** Collected data entries **
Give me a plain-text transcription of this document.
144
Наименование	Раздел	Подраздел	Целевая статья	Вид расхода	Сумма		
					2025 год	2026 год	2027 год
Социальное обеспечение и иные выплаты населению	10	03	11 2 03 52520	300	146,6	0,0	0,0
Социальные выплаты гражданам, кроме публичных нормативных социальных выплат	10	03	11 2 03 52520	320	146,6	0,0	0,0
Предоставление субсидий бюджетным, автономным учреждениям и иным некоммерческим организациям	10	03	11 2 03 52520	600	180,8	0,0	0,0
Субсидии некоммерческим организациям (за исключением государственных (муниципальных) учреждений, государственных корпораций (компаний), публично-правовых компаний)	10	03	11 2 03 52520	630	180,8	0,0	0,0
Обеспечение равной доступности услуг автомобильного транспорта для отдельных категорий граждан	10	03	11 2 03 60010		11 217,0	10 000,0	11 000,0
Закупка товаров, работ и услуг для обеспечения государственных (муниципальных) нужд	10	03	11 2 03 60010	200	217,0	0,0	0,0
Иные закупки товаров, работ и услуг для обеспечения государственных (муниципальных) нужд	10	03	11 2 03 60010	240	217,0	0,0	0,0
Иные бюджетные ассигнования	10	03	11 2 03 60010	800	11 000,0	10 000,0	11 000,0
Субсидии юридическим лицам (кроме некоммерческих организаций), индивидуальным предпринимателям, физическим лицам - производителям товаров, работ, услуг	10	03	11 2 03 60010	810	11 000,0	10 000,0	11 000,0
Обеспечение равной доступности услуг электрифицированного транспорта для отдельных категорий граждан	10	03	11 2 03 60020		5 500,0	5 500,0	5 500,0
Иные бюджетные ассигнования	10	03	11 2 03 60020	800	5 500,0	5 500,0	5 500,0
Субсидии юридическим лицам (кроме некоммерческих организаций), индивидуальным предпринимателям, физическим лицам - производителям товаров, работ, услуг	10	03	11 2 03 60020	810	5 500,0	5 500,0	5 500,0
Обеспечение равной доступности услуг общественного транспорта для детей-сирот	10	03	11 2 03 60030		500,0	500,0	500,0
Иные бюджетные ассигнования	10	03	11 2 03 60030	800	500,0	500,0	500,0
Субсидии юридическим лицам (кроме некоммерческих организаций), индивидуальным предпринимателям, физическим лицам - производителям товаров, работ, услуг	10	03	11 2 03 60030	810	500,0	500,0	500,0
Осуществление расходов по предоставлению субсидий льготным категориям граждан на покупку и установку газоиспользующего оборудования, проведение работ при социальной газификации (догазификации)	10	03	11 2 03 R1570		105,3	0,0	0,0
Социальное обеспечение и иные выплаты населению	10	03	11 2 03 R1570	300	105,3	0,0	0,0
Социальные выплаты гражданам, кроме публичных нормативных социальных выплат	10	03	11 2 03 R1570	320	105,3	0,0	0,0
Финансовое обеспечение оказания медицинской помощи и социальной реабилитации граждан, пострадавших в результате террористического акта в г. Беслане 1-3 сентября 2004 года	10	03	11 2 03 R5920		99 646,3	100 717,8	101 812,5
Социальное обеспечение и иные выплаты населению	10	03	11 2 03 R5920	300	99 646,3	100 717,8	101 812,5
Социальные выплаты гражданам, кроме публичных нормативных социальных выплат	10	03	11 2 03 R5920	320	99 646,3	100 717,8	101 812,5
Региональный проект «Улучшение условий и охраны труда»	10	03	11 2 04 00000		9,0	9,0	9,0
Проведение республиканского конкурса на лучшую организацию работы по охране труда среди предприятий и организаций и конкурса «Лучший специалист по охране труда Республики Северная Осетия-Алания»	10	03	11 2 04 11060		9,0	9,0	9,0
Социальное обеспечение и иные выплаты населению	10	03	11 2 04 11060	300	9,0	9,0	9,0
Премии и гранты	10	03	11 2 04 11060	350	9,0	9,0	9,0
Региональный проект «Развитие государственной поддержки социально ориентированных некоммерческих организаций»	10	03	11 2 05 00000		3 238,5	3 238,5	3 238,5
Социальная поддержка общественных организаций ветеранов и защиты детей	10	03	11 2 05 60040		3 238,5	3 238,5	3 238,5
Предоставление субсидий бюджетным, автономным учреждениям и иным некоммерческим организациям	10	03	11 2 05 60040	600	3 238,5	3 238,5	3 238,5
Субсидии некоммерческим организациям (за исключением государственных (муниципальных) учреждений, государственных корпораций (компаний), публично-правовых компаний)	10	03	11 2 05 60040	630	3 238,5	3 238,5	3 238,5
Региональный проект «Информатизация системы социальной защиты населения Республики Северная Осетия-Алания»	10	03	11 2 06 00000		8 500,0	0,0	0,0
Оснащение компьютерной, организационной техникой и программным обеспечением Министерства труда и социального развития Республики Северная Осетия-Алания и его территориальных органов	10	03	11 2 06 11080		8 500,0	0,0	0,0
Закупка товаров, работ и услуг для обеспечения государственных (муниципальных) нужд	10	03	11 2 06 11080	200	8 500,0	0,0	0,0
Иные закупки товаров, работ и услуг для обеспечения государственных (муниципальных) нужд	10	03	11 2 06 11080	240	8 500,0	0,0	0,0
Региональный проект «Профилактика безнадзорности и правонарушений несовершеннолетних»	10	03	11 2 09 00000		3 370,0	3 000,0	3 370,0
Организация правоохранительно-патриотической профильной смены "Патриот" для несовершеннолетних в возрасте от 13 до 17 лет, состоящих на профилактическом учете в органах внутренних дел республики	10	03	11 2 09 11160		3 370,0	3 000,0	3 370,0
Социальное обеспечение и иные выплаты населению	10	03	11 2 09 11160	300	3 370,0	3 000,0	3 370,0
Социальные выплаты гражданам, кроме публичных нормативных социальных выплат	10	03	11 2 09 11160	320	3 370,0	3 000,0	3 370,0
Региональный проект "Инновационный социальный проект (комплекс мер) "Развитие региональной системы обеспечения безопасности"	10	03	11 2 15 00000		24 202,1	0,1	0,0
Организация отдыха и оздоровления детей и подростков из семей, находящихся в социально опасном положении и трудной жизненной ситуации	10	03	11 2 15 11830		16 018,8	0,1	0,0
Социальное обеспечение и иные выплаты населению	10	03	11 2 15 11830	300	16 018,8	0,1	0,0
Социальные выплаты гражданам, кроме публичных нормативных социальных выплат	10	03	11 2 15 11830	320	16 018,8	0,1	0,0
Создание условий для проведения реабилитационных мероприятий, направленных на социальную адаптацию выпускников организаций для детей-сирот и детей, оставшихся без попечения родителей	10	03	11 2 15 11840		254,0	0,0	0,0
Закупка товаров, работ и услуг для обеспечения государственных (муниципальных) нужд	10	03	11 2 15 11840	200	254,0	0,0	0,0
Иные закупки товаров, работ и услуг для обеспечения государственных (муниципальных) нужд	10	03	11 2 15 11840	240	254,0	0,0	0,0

** Short problem **
Exactly how many lines in the data above contain the word "ассигнования"? Respond with the number and nothing more.

** The result **
3